Layout element entries:

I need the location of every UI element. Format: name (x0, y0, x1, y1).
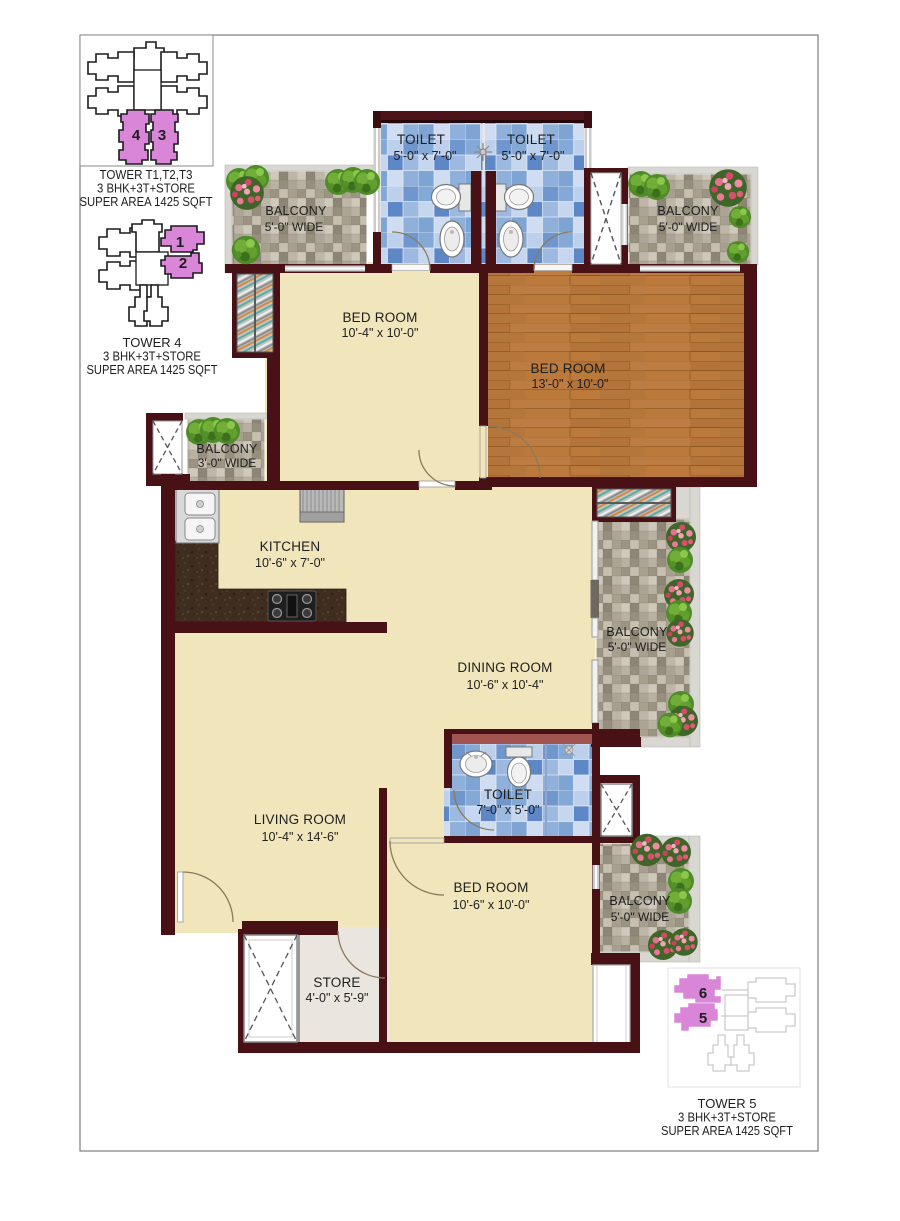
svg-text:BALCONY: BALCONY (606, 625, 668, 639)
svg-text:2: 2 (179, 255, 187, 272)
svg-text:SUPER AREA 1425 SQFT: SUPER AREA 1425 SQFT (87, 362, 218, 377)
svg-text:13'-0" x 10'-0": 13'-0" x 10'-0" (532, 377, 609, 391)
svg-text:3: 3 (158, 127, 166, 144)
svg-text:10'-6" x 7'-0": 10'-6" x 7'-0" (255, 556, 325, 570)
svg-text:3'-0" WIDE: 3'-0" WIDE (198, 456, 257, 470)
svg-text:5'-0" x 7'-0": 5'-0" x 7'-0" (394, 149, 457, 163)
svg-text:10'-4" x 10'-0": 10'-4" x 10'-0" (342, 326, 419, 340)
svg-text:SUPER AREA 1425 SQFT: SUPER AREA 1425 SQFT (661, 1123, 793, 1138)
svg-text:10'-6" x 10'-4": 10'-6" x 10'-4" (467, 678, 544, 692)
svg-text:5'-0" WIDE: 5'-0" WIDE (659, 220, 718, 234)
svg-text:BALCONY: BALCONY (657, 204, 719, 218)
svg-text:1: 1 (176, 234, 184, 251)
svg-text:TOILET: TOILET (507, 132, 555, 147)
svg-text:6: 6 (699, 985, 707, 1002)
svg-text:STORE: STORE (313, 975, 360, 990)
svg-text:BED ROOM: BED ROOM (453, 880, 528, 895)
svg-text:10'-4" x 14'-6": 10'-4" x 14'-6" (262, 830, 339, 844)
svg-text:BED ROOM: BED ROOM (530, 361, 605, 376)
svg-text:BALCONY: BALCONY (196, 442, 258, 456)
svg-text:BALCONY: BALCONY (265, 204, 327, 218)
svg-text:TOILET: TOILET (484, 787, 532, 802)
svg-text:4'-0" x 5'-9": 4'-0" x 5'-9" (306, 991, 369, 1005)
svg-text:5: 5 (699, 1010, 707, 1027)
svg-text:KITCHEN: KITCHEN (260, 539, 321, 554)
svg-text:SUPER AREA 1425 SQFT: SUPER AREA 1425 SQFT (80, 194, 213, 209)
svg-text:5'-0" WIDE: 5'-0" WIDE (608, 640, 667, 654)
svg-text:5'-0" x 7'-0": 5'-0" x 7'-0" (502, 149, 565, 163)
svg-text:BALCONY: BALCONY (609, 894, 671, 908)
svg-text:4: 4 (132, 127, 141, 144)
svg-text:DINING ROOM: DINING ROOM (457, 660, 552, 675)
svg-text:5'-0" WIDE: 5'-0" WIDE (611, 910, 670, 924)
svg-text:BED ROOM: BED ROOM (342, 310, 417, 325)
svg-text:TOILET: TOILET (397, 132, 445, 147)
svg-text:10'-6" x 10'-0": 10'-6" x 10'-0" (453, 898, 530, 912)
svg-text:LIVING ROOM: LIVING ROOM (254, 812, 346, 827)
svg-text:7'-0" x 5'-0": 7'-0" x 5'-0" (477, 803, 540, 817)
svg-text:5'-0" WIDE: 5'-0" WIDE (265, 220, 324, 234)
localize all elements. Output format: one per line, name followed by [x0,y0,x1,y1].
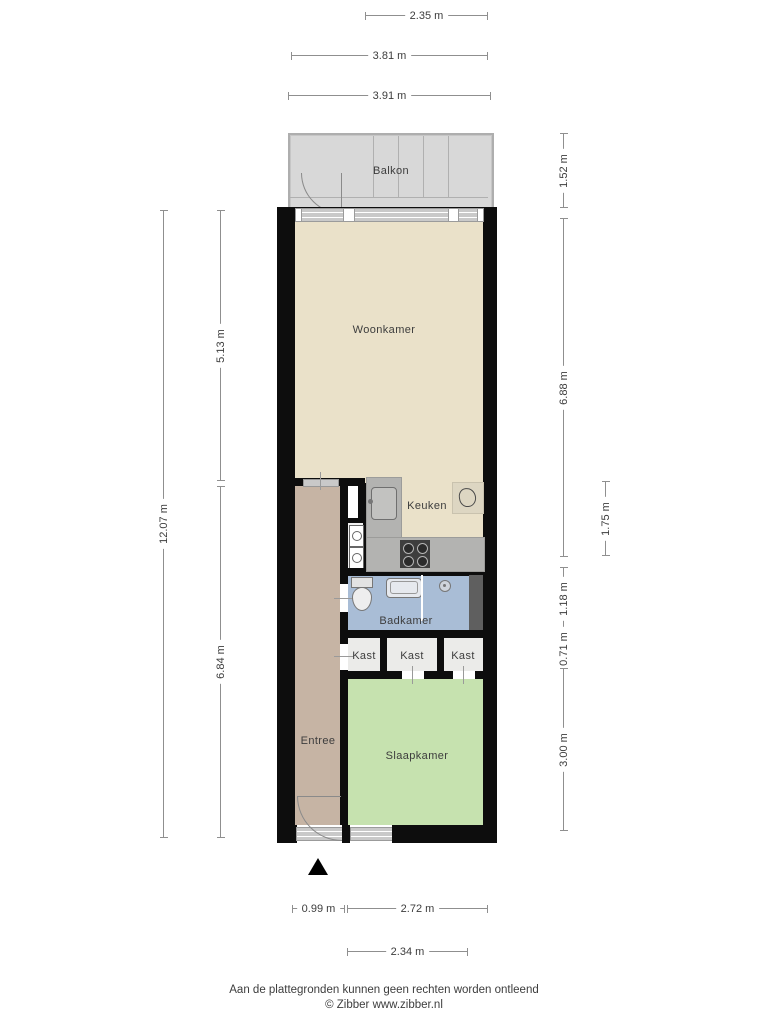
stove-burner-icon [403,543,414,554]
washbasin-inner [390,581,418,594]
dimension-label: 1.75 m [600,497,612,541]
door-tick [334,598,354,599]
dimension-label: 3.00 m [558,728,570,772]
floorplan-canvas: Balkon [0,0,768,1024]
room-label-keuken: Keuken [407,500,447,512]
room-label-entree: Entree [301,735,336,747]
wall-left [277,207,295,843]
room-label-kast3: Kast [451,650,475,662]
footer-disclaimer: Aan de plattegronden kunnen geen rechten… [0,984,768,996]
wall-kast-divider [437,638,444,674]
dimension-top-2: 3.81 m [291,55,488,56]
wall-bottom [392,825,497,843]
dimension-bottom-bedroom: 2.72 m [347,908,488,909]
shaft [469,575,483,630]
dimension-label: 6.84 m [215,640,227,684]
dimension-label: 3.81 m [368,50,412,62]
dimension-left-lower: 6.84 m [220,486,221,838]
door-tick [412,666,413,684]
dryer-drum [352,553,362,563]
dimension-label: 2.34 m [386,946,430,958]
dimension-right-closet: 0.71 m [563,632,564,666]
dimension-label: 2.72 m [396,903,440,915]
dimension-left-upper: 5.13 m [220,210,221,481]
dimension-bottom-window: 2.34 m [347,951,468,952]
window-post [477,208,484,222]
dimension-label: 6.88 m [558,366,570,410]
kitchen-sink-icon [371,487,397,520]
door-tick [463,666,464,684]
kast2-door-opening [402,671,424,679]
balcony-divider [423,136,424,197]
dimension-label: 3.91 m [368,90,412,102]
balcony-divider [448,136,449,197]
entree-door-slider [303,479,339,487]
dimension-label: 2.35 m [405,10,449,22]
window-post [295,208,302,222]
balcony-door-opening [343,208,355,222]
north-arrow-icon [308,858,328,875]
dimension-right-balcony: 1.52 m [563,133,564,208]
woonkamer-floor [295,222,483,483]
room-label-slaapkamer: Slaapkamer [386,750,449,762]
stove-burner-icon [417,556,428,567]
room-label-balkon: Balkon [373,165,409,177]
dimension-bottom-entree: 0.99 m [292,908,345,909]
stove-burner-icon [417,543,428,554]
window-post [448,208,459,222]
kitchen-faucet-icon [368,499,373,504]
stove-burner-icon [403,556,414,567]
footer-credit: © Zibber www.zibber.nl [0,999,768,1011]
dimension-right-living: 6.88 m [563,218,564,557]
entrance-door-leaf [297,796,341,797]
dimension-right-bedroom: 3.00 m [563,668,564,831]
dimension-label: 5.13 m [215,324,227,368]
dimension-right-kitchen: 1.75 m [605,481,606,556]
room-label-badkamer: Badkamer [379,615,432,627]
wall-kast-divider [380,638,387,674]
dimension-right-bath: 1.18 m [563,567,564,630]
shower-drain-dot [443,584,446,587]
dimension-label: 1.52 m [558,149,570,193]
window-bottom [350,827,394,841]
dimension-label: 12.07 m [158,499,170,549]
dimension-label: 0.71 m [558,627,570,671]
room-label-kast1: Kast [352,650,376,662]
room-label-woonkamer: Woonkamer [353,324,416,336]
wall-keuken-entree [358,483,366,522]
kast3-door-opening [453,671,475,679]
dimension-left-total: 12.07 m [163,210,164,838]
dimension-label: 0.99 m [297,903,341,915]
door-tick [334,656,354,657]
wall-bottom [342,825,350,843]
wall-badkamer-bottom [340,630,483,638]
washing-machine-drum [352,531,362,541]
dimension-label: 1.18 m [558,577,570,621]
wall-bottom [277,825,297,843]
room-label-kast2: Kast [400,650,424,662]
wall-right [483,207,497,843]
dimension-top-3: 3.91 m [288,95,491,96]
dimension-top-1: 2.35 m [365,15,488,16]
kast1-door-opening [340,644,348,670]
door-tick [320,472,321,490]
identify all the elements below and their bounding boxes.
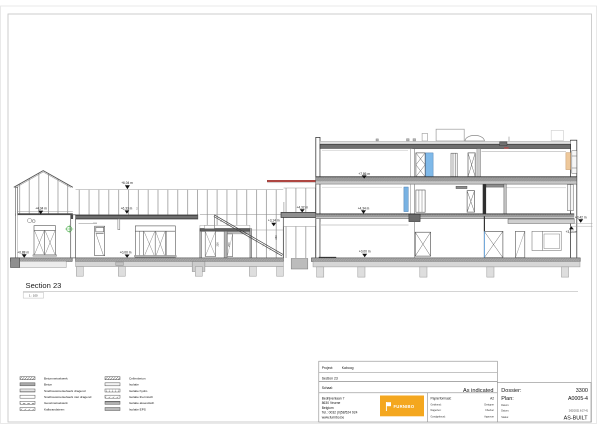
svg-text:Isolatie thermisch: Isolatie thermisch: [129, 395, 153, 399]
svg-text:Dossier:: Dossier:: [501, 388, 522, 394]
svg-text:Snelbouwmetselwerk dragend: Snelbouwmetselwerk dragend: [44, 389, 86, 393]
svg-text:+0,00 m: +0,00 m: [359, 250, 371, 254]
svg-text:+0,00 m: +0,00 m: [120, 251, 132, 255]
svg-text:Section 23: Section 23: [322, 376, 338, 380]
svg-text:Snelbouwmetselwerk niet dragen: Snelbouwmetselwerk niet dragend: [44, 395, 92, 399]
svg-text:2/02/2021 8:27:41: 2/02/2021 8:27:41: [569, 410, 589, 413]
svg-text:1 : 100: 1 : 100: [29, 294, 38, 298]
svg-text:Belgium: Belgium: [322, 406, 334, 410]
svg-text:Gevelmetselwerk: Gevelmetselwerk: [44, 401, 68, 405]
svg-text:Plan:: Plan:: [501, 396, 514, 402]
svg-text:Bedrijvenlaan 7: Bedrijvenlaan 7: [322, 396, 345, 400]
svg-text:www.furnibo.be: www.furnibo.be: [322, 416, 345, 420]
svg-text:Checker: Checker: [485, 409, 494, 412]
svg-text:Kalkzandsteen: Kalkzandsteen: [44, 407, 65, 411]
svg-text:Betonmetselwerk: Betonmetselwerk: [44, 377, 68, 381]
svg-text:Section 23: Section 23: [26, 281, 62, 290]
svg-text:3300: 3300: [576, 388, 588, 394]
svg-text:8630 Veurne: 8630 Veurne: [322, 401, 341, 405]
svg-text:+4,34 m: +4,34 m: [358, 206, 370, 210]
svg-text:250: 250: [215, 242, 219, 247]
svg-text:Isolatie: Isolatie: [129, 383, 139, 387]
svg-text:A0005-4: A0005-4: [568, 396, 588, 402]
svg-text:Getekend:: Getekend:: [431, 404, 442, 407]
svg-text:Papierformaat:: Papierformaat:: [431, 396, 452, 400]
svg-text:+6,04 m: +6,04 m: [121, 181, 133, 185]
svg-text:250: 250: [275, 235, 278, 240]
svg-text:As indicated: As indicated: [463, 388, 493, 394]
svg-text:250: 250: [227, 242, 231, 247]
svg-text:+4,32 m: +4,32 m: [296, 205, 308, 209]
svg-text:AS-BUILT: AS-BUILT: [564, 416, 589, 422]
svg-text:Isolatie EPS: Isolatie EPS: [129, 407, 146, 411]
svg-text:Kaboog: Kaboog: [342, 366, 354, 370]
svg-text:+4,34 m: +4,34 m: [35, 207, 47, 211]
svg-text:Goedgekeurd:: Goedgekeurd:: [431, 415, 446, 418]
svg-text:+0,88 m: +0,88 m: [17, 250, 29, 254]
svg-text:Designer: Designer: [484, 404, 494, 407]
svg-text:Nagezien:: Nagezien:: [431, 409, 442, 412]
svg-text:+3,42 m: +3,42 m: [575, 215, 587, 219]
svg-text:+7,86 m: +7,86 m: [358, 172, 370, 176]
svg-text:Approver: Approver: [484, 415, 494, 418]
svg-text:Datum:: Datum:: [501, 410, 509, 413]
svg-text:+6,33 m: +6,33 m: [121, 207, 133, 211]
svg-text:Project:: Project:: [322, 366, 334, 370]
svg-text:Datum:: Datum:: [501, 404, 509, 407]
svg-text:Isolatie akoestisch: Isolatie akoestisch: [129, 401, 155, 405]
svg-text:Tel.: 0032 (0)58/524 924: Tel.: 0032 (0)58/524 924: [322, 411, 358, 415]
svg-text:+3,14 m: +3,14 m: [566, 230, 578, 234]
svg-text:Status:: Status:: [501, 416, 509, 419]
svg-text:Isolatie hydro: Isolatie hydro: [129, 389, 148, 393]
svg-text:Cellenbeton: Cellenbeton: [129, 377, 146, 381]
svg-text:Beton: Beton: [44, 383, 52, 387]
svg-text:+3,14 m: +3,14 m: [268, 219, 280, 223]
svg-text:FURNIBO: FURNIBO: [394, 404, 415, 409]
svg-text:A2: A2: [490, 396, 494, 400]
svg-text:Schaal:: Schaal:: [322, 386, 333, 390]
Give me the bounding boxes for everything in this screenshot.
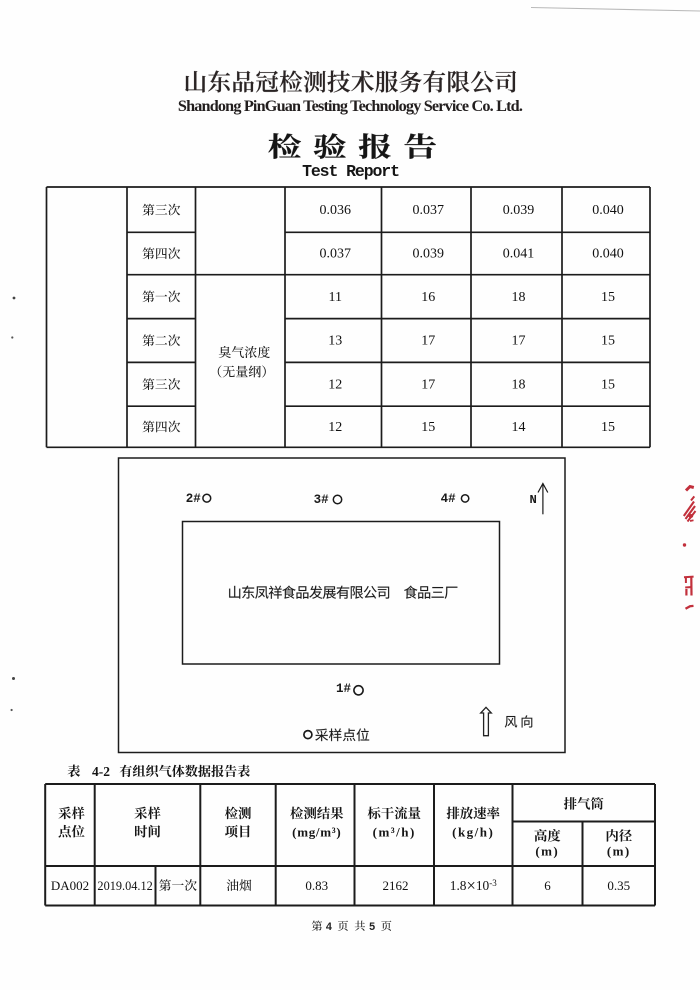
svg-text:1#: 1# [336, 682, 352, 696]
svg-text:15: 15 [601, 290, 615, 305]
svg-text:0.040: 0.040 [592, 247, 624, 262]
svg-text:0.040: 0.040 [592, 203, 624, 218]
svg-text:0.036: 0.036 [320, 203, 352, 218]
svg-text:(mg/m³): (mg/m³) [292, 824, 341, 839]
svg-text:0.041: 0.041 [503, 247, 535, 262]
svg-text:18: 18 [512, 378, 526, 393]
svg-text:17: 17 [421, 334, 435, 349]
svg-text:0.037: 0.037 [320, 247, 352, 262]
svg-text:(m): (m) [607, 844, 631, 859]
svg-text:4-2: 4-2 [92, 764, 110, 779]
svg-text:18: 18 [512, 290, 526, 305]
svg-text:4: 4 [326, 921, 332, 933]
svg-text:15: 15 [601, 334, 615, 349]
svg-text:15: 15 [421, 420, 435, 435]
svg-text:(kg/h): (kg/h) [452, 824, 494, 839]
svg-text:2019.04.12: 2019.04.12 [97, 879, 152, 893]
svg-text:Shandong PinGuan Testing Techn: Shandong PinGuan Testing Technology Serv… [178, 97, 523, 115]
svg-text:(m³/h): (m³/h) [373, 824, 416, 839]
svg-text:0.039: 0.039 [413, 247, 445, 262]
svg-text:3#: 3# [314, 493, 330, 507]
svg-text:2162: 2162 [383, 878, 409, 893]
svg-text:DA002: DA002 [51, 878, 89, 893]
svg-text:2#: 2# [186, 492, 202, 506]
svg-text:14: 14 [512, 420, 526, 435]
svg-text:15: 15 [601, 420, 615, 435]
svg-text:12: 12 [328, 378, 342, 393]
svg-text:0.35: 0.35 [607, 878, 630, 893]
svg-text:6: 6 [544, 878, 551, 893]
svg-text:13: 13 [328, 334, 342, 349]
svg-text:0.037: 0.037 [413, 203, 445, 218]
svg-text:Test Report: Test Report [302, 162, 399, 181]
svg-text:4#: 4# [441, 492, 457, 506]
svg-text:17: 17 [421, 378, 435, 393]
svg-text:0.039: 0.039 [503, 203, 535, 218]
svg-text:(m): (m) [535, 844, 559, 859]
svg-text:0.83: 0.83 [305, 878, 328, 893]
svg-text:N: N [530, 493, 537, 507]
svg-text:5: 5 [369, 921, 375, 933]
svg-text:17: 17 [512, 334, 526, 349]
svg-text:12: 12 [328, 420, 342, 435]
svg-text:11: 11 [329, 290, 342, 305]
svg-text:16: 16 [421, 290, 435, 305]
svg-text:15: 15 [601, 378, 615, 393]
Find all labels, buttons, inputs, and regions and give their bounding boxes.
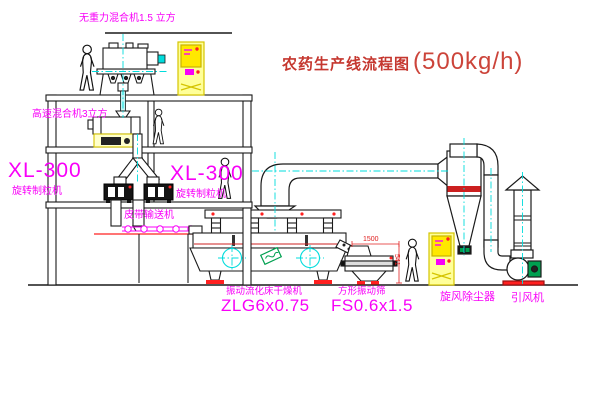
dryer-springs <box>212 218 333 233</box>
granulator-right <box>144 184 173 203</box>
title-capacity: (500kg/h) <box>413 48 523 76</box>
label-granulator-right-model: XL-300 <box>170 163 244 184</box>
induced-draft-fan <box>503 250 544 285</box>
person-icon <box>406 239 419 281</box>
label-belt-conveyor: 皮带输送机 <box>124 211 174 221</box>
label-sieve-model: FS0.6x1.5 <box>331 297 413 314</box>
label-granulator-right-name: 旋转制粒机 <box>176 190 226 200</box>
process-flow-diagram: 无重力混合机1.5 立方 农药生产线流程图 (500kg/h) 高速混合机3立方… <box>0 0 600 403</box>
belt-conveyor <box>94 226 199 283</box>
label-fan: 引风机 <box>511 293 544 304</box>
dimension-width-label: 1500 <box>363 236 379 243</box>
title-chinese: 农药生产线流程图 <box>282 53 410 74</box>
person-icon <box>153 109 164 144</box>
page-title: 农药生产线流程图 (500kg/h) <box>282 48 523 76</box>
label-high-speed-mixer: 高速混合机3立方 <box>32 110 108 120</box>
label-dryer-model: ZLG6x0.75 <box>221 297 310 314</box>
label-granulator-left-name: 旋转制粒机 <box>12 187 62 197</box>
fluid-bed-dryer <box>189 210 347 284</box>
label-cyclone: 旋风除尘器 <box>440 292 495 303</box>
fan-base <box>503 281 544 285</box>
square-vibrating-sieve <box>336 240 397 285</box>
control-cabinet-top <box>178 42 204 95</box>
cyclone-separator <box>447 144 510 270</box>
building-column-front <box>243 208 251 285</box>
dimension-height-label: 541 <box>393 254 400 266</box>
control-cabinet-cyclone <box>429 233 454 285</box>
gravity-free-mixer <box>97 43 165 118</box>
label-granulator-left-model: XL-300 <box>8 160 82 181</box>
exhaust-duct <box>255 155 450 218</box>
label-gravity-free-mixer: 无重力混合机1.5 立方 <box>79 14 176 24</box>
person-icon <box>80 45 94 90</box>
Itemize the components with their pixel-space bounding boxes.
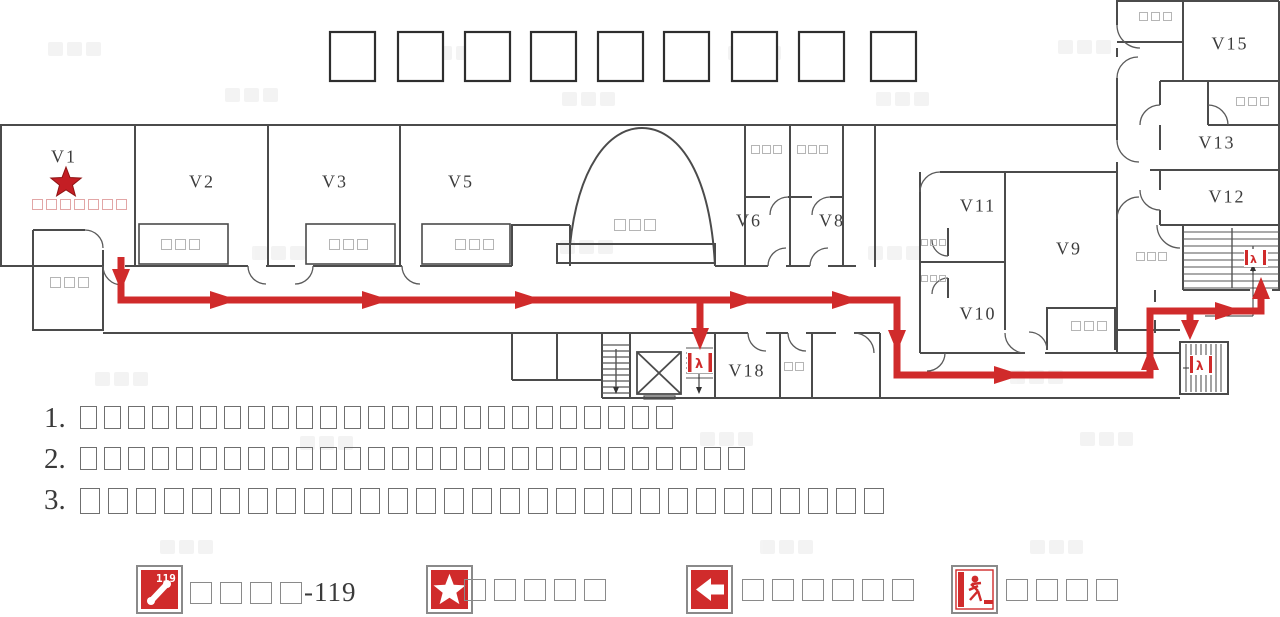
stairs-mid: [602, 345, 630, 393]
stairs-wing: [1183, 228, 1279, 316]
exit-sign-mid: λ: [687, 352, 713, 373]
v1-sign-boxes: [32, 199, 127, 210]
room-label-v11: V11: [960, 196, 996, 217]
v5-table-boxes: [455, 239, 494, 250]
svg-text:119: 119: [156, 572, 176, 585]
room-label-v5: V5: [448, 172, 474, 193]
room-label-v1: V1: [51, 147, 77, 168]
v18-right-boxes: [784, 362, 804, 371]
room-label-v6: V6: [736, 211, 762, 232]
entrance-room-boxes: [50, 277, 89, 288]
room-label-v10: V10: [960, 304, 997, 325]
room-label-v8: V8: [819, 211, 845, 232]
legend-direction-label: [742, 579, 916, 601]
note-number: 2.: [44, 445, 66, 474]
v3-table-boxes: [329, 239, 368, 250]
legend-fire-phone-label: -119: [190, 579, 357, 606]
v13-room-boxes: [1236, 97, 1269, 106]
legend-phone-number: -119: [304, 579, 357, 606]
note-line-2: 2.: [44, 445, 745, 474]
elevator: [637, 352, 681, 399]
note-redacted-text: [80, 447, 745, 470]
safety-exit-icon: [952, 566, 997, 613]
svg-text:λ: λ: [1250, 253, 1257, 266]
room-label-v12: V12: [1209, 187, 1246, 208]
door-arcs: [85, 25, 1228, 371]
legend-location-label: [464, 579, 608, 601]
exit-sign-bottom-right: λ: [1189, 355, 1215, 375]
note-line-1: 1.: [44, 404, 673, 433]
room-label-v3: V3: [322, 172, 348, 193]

### What is needed
Render the rows as a Markdown table with columns Position and Entry, omitting blank lines. Begin at the line that contains "dryer-springs <box>212 218 333 233</box>" and stop after the line that contains "label-granulator-right-name: 旋转制粒机 <box>176".

### Solution to the problem
| Position | Entry |
|---|---|
| 1 | dryer-springs <box>212 218 333 233</box> |
| 2 | granulator-right <box>144 184 173 203</box> |
| 3 | title-capacity: (500kg/h) <box>413 48 523 76</box> |
| 4 | label-granulator-right-model: XL-300 <box>170 163 244 184</box> |
| 5 | induced-draft-fan <box>503 250 544 285</box> |
| 6 | person-icon <box>406 239 419 281</box> |
| 7 | label-belt-conveyor: 皮带输送机 <box>124 211 174 221</box> |
| 8 | label-sieve-model: FS0.6x1.5 <box>331 297 413 314</box> |
| 9 | label-granulator-right-name: 旋转制粒机 <box>176 190 226 200</box> |